Start of Record list
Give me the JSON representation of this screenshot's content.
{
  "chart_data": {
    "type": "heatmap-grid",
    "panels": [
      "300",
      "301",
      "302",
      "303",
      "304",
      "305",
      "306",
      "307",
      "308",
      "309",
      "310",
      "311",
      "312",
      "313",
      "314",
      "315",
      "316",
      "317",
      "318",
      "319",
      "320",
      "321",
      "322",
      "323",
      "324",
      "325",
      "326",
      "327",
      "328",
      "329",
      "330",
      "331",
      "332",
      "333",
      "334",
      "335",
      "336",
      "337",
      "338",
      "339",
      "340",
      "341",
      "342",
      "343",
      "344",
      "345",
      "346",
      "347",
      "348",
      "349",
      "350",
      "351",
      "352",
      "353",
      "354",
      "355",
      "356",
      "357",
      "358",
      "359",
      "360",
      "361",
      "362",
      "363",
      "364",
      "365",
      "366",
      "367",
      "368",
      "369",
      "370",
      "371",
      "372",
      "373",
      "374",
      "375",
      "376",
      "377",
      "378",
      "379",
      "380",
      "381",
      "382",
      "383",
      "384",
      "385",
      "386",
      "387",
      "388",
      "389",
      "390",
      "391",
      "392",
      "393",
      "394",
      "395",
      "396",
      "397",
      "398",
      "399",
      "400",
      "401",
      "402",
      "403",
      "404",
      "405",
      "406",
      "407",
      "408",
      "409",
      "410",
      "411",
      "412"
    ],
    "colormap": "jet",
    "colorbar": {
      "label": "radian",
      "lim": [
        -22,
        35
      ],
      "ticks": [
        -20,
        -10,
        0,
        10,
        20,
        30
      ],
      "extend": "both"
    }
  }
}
End of Record list
What is expected: Your task is to quote all of the data word for word.

Answer to the problem:
Give me the JSON representation of this screenshot's content.
{
  "chart_data": {
    "type": "heatmap-grid",
    "panels": [
      "300",
      "301",
      "302",
      "303",
      "304",
      "305",
      "306",
      "307",
      "308",
      "309",
      "310",
      "311",
      "312",
      "313",
      "314",
      "315",
      "316",
      "317",
      "318",
      "319",
      "320",
      "321",
      "322",
      "323",
      "324",
      "325",
      "326",
      "327",
      "328",
      "329",
      "330",
      "331",
      "332",
      "333",
      "334",
      "335",
      "336",
      "337",
      "338",
      "339",
      "340",
      "341",
      "342",
      "343",
      "344",
      "345",
      "346",
      "347",
      "348",
      "349",
      "350",
      "351",
      "352",
      "353",
      "354",
      "355",
      "356",
      "357",
      "358",
      "359",
      "360",
      "361",
      "362",
      "363",
      "364",
      "365",
      "366",
      "367",
      "368",
      "369",
      "370",
      "371",
      "372",
      "373",
      "374",
      "375",
      "376",
      "377",
      "378",
      "379",
      "380",
      "381",
      "382",
      "383",
      "384",
      "385",
      "386",
      "387",
      "388",
      "389",
      "390",
      "391",
      "392",
      "393",
      "394",
      "395",
      "396",
      "397",
      "398",
      "399",
      "400",
      "401",
      "402",
      "403",
      "404",
      "405",
      "406",
      "407",
      "408",
      "409",
      "410",
      "411",
      "412"
    ],
    "colormap": "jet",
    "colorbar": {
      "label": "radian",
      "lim": [
        -22,
        35
      ],
      "ticks": [
        -20,
        -10,
        0,
        10,
        20,
        30
      ],
      "extend": "both"
    }
  }
}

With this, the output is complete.